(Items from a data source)
* * * * * * * * *

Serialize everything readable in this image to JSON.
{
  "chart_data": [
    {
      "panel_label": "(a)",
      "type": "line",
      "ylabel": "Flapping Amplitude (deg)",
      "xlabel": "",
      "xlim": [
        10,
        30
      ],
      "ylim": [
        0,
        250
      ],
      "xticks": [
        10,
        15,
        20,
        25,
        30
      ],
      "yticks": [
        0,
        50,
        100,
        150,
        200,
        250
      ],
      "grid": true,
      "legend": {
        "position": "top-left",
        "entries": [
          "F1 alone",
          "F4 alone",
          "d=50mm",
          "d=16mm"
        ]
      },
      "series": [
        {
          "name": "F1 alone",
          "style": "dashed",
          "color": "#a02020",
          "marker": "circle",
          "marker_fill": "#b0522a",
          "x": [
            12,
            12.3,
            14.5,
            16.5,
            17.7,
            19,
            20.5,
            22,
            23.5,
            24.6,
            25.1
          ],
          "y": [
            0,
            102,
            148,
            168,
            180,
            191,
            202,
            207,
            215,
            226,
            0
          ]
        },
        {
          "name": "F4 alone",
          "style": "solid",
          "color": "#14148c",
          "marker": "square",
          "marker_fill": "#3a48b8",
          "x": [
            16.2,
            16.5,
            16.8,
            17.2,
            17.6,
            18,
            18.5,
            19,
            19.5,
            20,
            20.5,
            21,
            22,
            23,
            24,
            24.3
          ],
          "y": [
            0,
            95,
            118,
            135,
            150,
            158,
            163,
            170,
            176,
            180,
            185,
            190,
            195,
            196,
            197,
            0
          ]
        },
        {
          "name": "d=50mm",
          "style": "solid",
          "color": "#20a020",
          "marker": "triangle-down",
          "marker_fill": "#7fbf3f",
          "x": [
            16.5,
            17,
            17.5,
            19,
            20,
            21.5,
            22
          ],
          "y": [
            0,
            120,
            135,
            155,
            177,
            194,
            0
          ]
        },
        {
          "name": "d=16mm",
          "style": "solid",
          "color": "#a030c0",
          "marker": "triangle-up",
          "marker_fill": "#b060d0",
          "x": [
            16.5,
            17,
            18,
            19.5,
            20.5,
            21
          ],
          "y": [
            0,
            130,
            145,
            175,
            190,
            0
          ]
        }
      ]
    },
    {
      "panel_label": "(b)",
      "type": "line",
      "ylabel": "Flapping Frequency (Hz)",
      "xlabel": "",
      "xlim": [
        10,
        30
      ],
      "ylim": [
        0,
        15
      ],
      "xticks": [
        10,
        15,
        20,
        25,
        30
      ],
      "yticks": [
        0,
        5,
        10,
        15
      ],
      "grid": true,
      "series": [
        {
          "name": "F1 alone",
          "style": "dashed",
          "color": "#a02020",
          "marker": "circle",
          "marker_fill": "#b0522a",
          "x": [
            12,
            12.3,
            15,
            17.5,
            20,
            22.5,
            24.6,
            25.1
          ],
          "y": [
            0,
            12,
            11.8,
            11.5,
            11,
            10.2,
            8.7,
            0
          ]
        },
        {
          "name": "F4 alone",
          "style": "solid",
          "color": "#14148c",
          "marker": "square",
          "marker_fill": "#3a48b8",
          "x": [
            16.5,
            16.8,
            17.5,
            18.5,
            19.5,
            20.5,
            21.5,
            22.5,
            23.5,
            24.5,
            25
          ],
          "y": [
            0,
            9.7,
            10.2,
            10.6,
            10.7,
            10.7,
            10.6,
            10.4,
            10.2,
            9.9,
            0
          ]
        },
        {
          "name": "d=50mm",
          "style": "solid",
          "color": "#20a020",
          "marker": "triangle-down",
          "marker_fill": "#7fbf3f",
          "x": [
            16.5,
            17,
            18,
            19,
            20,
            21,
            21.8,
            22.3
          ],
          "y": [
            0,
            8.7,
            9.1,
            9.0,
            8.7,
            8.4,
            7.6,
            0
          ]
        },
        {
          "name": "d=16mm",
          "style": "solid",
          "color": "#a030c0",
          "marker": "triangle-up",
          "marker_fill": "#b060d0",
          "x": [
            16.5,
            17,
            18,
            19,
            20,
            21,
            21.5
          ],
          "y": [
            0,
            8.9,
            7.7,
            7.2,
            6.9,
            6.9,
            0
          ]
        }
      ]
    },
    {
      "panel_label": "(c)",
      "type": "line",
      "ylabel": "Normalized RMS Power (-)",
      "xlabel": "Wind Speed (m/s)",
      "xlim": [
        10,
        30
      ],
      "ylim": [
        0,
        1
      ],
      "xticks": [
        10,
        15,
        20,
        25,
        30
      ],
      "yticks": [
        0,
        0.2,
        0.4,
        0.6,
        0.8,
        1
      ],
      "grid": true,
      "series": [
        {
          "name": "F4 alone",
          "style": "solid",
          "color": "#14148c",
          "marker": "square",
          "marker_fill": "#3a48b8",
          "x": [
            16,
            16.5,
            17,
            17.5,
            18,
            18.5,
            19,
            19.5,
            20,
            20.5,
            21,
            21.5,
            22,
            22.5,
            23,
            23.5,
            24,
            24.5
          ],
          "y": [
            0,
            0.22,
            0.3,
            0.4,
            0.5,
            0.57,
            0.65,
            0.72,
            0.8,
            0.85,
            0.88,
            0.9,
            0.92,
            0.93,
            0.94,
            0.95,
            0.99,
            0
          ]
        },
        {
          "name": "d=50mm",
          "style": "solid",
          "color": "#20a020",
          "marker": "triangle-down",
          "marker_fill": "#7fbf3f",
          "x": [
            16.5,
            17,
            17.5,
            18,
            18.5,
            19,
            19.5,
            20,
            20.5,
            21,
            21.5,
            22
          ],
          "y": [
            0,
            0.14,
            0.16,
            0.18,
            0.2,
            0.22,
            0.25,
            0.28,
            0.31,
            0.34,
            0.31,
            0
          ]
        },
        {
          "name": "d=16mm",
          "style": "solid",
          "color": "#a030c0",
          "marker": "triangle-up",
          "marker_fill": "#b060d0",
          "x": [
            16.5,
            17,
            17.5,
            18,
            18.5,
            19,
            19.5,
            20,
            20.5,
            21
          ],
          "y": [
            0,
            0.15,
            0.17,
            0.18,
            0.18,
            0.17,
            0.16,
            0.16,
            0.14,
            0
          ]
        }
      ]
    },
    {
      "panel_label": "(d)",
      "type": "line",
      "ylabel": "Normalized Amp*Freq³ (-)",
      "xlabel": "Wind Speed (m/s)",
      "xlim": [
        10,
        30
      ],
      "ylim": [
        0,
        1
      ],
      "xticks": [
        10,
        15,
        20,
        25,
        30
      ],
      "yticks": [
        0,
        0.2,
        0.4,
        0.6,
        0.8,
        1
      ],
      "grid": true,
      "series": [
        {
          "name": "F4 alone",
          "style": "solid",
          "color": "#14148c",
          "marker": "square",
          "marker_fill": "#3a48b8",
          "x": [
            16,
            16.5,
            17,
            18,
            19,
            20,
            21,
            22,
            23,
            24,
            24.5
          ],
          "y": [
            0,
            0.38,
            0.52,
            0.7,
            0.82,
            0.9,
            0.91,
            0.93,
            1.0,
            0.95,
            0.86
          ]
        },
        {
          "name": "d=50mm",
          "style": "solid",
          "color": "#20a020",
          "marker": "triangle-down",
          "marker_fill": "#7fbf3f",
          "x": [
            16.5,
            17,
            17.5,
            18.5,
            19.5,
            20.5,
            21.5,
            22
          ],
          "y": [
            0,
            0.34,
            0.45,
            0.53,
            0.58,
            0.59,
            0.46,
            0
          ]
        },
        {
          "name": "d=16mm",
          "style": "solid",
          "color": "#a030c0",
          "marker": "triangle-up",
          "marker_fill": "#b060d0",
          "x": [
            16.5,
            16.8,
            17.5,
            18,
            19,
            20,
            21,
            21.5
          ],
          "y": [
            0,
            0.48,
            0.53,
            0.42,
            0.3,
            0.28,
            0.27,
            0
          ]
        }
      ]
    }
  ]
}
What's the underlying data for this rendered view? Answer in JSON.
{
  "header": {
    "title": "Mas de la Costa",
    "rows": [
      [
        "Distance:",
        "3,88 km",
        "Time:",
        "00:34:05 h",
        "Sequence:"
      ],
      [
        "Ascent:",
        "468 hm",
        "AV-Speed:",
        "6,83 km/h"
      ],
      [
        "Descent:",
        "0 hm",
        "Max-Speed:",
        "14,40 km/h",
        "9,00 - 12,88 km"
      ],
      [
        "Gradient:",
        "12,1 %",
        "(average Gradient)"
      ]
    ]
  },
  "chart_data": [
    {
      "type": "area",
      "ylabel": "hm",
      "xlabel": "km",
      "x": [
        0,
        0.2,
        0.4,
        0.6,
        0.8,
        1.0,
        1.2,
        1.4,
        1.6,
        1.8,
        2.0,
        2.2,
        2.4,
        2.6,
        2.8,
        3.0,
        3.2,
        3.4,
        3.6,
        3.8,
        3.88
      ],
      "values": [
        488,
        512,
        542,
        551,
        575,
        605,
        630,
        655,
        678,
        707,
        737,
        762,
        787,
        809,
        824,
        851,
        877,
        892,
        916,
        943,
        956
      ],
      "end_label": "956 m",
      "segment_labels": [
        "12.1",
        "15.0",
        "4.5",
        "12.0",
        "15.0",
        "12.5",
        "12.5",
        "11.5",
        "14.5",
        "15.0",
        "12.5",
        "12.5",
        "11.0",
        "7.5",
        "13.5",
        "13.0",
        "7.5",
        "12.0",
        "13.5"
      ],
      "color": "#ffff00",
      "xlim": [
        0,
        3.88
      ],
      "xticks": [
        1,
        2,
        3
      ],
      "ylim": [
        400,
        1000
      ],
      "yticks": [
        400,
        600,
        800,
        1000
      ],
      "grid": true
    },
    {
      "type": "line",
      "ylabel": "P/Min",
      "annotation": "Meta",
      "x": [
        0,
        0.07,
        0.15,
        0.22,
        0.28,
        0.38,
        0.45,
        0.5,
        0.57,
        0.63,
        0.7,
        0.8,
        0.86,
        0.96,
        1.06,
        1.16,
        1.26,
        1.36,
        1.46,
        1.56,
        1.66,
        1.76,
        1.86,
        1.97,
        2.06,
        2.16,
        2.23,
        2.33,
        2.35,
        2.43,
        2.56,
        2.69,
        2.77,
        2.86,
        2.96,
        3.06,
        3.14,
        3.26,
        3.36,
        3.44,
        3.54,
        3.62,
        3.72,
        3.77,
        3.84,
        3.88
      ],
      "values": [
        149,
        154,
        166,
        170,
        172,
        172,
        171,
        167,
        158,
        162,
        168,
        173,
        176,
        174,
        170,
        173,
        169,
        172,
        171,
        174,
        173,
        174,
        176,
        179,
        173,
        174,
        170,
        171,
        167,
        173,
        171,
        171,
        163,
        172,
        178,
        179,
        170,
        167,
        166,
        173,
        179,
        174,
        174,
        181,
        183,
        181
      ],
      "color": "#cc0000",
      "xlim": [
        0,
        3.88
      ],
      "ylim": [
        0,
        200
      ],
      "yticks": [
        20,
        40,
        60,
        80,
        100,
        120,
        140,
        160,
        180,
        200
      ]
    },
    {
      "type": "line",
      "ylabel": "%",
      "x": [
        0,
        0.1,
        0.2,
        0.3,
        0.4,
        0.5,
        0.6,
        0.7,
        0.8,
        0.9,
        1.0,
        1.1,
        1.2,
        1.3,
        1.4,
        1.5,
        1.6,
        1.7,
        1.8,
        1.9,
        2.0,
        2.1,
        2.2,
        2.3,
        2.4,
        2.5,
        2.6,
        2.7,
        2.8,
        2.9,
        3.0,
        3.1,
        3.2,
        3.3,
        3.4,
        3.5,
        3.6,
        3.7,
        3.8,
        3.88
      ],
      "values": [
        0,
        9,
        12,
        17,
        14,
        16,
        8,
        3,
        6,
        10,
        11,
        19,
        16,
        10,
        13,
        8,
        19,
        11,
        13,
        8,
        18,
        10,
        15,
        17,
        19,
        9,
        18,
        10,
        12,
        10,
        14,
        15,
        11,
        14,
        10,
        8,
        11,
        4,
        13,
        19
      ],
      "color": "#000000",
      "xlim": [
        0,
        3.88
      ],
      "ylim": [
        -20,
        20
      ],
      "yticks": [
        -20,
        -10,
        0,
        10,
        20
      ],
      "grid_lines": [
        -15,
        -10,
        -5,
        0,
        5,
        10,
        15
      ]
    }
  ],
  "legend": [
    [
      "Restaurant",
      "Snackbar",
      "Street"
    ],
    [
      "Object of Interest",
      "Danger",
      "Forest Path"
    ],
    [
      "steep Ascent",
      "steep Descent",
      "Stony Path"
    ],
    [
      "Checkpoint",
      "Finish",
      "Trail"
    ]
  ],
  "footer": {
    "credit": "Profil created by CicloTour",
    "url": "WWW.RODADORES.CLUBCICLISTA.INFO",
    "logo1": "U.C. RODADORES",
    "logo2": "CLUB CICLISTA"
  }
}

* * * * * * * * *

**Aim of the task:**
From the data above, pick out each line containing "JSON" and copy it.

**Answer for this exercise:**
Serialize everything readable in this image to JSON.
What's the underlying data for this rendered view? Answer in JSON.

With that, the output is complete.